Written request: Set down every record once more, exactly as given.

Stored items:
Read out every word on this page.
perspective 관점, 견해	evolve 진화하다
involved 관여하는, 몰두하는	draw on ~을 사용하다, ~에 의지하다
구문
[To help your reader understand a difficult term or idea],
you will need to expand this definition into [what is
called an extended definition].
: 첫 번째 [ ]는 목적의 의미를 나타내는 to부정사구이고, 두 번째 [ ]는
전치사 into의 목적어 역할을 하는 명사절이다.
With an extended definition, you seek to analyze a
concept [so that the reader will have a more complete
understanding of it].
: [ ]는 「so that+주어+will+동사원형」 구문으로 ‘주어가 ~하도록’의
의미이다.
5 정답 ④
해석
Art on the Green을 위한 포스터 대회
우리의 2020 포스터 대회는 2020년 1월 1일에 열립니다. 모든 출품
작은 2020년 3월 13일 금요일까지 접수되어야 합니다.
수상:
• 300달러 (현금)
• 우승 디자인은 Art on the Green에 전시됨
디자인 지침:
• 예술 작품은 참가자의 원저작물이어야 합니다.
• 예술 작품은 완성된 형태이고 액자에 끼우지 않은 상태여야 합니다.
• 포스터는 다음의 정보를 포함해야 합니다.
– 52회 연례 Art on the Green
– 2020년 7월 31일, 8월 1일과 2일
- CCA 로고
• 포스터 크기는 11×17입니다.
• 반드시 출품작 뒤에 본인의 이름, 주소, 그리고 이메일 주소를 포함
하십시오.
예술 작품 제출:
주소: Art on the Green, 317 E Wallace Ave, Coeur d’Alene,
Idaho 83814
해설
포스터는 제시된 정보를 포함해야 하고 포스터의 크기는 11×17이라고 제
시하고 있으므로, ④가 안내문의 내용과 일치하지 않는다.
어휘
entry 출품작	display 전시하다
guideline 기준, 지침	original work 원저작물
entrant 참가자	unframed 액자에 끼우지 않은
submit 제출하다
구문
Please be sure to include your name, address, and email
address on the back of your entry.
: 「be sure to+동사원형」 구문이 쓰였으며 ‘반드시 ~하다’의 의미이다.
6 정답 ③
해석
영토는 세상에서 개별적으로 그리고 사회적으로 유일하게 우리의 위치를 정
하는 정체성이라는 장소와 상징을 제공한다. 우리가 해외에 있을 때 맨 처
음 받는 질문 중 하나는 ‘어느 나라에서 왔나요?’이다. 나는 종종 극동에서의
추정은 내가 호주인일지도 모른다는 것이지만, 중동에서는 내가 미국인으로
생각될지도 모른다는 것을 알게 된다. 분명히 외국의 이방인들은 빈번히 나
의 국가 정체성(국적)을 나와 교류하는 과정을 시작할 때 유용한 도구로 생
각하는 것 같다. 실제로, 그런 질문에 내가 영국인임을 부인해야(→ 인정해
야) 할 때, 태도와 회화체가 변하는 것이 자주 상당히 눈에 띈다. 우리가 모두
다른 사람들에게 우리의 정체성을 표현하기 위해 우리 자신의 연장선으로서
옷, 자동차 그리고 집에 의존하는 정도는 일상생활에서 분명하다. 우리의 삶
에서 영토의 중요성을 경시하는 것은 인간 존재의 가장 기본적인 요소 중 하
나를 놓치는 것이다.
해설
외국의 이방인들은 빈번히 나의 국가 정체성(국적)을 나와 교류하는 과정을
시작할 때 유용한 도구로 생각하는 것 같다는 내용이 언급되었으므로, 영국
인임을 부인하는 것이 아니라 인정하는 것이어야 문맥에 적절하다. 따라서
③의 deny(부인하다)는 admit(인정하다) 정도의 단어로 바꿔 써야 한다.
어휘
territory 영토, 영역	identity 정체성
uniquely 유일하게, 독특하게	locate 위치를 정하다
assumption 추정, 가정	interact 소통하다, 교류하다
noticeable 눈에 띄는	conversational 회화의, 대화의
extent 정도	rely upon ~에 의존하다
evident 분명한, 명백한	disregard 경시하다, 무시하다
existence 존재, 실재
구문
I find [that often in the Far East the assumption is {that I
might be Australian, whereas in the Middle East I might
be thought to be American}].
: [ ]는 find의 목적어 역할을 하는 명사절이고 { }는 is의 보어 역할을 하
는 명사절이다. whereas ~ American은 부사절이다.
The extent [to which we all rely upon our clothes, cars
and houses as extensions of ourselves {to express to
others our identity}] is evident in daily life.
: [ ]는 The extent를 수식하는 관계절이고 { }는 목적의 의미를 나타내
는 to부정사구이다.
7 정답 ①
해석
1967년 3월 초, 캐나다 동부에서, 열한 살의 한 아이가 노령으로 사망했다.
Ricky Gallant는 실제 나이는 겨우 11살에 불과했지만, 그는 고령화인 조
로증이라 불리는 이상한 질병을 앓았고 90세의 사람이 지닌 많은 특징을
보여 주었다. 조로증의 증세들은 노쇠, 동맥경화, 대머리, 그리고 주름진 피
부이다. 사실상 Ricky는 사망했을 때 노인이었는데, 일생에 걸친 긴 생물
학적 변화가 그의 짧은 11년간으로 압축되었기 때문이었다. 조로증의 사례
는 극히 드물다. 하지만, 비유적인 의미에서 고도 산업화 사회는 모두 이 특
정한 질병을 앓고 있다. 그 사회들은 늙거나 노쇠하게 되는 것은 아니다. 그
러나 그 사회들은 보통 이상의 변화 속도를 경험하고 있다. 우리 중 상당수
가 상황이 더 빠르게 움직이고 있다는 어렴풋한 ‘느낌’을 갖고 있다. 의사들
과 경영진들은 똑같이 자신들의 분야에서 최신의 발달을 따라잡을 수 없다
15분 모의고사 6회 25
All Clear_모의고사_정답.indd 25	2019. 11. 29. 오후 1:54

Response to this exercise:
Read out every word on this page.
perspective 관점, 견해	evolve 진화하다
involved 관여하는, 몰두하는	draw on ~을 사용하다, ~에 의지하다
구문
[To help your reader understand a difficult term or idea],
you will need to expand this definition into [what is
called an extended definition].
: 첫 번째 [ ]는 목적의 의미를 나타내는 to부정사구이고, 두 번째 [ ]는
전치사 into의 목적어 역할을 하는 명사절이다.
With an extended definition, you seek to analyze a
concept [so that the reader will have a more complete
understanding of it].
: [ ]는 「so that+주어+will+동사원형」 구문으로 ‘주어가 ~하도록’의
의미이다.
5 정답 ④
해석
Art on the Green을 위한 포스터 대회
우리의 2020 포스터 대회는 2020년 1월 1일에 열립니다. 모든 출품
작은 2020년 3월 13일 금요일까지 접수되어야 합니다.
수상:
• 300달러 (현금)
• 우승 디자인은 Art on the Green에 전시됨
디자인 지침:
• 예술 작품은 참가자의 원저작물이어야 합니다.
• 예술 작품은 완성된 형태이고 액자에 끼우지 않은 상태여야 합니다.
• 포스터는 다음의 정보를 포함해야 합니다.
– 52회 연례 Art on the Green
– 2020년 7월 31일, 8월 1일과 2일
- CCA 로고
• 포스터 크기는 11×17입니다.
• 반드시 출품작 뒤에 본인의 이름, 주소, 그리고 이메일 주소를 포함
하십시오.
예술 작품 제출:
주소: Art on the Green, 317 E Wallace Ave, Coeur d’Alene,
Idaho 83814
해설
포스터는 제시된 정보를 포함해야 하고 포스터의 크기는 11×17이라고 제
시하고 있으므로, ④가 안내문의 내용과 일치하지 않는다.
어휘
entry 출품작	display 전시하다
guideline 기준, 지침	original work 원저작물
entrant 참가자	unframed 액자에 끼우지 않은
submit 제출하다
구문
Please be sure to include your name, address, and email
address on the back of your entry.
: 「be sure to+동사원형」 구문이 쓰였으며 ‘반드시 ~하다’의 의미이다.
6 정답 ③
해석
영토는 세상에서 개별적으로 그리고 사회적으로 유일하게 우리의 위치를 정
하는 정체성이라는 장소와 상징을 제공한다. 우리가 해외에 있을 때 맨 처
음 받는 질문 중 하나는 ‘어느 나라에서 왔나요?’이다. 나는 종종 극동에서의
추정은 내가 호주인일지도 모른다는 것이지만, 중동에서는 내가 미국인으로
생각될지도 모른다는 것을 알게 된다. 분명히 외국의 이방인들은 빈번히 나
의 국가 정체성(국적)을 나와 교류하는 과정을 시작할 때 유용한 도구로 생
각하는 것 같다. 실제로, 그런 질문에 내가 영국인임을 부인해야(→ 인정해
야) 할 때, 태도와 회화체가 변하는 것이 자주 상당히 눈에 띈다. 우리가 모두
다른 사람들에게 우리의 정체성을 표현하기 위해 우리 자신의 연장선으로서
옷, 자동차 그리고 집에 의존하는 정도는 일상생활에서 분명하다. 우리의 삶
에서 영토의 중요성을 경시하는 것은 인간 존재의 가장 기본적인 요소 중 하
나를 놓치는 것이다.
해설
외국의 이방인들은 빈번히 나의 국가 정체성(국적)을 나와 교류하는 과정을
시작할 때 유용한 도구로 생각하는 것 같다는 내용이 언급되었으므로, 영국
인임을 부인하는 것이 아니라 인정하는 것이어야 문맥에 적절하다. 따라서
③의 deny(부인하다)는 admit(인정하다) 정도의 단어로 바꿔 써야 한다.
어휘
territory 영토, 영역	identity 정체성
uniquely 유일하게, 독특하게	locate 위치를 정하다
assumption 추정, 가정	interact 소통하다, 교류하다
noticeable 눈에 띄는	conversational 회화의, 대화의
extent 정도	rely upon ~에 의존하다
evident 분명한, 명백한	disregard 경시하다, 무시하다
existence 존재, 실재
구문
I find [that often in the Far East the assumption is {that I
might be Australian, whereas in the Middle East I might
be thought to be American}].
: [ ]는 find의 목적어 역할을 하는 명사절이고 { }는 is의 보어 역할을 하
는 명사절이다. whereas ~ American은 부사절이다.
The extent [to which we all rely upon our clothes, cars
and houses as extensions of ourselves {to express to
others our identity}] is evident in daily life.
: [ ]는 The extent를 수식하는 관계절이고 { }는 목적의 의미를 나타내
는 to부정사구이다.
7 정답 ①
해석
1967년 3월 초, 캐나다 동부에서, 열한 살의 한 아이가 노령으로 사망했다.
Ricky Gallant는 실제 나이는 겨우 11살에 불과했지만, 그는 고령화인 조
로증이라 불리는 이상한 질병을 앓았고 90세의 사람이 지닌 많은 특징을
보여 주었다. 조로증의 증세들은 노쇠, 동맥경화, 대머리, 그리고 주름진 피
부이다. 사실상 Ricky는 사망했을 때 노인이었는데, 일생에 걸친 긴 생물
학적 변화가 그의 짧은 11년간으로 압축되었기 때문이었다. 조로증의 사례
는 극히 드물다. 하지만, 비유적인 의미에서 고도 산업화 사회는 모두 이 특
정한 질병을 앓고 있다. 그 사회들은 늙거나 노쇠하게 되는 것은 아니다. 그
러나 그 사회들은 보통 이상의 변화 속도를 경험하고 있다. 우리 중 상당수
가 상황이 더 빠르게 움직이고 있다는 어렴풋한 ‘느낌’을 갖고 있다. 의사들
과 경영진들은 똑같이 자신들의 분야에서 최신의 발달을 따라잡을 수 없다
15분 모의고사 6회 25
All Clear_모의고사_정답.indd 25	2019. 11. 29. 오후 1:54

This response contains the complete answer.